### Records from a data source
········

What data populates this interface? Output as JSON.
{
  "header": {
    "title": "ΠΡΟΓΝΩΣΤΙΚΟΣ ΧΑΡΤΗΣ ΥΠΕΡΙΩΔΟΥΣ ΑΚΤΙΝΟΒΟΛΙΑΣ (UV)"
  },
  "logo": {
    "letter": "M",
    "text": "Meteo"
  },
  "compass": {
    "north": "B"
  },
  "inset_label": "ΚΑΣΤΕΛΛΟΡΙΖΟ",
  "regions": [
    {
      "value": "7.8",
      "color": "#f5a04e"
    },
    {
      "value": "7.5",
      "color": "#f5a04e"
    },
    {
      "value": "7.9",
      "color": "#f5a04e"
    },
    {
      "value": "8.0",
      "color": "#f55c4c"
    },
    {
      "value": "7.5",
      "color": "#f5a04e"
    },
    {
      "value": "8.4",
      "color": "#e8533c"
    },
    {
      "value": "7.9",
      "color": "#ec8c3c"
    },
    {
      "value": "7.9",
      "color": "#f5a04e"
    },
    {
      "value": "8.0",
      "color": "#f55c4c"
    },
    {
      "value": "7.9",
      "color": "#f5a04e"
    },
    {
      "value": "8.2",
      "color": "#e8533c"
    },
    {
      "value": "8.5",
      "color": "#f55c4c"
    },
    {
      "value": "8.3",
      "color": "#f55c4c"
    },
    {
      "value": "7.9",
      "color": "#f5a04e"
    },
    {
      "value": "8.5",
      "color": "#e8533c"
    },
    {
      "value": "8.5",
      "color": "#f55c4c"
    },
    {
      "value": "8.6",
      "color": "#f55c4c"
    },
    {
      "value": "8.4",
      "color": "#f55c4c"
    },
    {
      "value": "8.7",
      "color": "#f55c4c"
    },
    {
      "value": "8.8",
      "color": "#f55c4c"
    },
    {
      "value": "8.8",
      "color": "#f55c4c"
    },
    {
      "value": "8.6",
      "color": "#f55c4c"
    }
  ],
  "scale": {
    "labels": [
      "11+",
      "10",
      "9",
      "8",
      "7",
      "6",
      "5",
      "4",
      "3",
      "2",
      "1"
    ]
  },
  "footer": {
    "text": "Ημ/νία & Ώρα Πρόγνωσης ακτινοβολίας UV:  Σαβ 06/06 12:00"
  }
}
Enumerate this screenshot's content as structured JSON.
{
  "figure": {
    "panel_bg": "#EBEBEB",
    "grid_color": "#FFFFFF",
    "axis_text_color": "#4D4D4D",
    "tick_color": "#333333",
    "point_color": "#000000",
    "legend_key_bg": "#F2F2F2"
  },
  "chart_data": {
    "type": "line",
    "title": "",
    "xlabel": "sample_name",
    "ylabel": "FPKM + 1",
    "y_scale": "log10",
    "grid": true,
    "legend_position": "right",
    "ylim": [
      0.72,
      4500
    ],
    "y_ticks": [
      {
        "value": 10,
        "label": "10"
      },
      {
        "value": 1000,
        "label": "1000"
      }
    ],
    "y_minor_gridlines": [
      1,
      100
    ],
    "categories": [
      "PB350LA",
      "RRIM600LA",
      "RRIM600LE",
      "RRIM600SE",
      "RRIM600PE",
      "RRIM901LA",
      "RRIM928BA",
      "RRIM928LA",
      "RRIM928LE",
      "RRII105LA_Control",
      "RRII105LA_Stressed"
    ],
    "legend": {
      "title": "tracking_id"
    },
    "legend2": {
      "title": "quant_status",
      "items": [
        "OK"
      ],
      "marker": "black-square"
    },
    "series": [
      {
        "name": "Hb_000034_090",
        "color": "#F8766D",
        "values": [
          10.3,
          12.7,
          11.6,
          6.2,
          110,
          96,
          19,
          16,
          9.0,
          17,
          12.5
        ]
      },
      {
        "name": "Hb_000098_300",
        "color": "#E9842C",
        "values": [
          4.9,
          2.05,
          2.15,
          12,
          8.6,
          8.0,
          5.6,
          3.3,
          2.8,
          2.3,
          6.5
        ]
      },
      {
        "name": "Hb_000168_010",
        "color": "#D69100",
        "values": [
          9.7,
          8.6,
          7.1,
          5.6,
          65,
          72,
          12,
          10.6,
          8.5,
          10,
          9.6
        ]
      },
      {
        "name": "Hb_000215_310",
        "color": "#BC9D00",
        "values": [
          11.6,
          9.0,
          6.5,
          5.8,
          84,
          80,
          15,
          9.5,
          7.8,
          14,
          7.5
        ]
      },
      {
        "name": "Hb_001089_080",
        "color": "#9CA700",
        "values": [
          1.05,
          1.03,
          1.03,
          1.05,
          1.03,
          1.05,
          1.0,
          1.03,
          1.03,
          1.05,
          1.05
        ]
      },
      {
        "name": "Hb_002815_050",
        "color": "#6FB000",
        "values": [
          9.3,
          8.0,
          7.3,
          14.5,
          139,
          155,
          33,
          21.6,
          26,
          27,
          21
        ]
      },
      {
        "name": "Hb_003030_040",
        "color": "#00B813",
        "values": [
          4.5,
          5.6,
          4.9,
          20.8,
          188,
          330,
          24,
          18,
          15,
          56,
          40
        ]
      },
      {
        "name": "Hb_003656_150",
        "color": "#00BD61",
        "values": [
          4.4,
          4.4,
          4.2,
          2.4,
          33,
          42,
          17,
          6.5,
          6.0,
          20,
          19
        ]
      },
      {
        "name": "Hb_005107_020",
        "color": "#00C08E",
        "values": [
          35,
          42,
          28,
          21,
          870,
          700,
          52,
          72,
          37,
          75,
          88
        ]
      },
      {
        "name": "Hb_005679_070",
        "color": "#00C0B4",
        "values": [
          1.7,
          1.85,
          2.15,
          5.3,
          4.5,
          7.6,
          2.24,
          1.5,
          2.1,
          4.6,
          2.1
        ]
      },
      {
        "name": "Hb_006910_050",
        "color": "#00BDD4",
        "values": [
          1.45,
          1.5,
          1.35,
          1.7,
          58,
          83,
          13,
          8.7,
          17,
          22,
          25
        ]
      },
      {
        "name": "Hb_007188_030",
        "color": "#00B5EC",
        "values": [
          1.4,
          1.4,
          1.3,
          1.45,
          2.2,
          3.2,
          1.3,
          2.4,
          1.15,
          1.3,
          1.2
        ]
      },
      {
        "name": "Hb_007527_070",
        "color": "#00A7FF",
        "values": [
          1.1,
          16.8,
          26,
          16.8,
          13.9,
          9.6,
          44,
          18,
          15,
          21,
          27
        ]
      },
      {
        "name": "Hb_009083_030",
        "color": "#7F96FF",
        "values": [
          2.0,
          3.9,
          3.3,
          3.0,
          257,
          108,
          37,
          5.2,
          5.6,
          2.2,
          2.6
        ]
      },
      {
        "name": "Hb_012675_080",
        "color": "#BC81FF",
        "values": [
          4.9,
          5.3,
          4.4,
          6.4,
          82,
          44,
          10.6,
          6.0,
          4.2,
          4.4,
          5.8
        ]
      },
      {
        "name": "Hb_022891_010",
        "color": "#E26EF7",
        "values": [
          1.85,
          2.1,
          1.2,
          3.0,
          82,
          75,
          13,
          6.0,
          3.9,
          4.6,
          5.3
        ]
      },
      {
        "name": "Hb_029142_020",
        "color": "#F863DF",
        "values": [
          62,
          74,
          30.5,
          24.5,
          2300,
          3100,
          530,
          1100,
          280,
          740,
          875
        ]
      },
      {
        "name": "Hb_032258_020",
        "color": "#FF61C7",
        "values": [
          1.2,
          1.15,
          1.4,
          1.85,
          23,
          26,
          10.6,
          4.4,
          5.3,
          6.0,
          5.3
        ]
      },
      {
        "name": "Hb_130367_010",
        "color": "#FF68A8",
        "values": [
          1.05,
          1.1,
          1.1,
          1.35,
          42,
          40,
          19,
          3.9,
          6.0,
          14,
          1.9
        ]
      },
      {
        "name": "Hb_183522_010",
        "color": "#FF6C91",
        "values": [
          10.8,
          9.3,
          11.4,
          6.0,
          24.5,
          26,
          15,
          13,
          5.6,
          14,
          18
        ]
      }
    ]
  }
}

········

### Work to complete
Each line holding "JSON" must be found and copied.

### Result for this exercise
What data populates this interface? Output as JSON.
Enumerate this screenshot's content as structured JSON.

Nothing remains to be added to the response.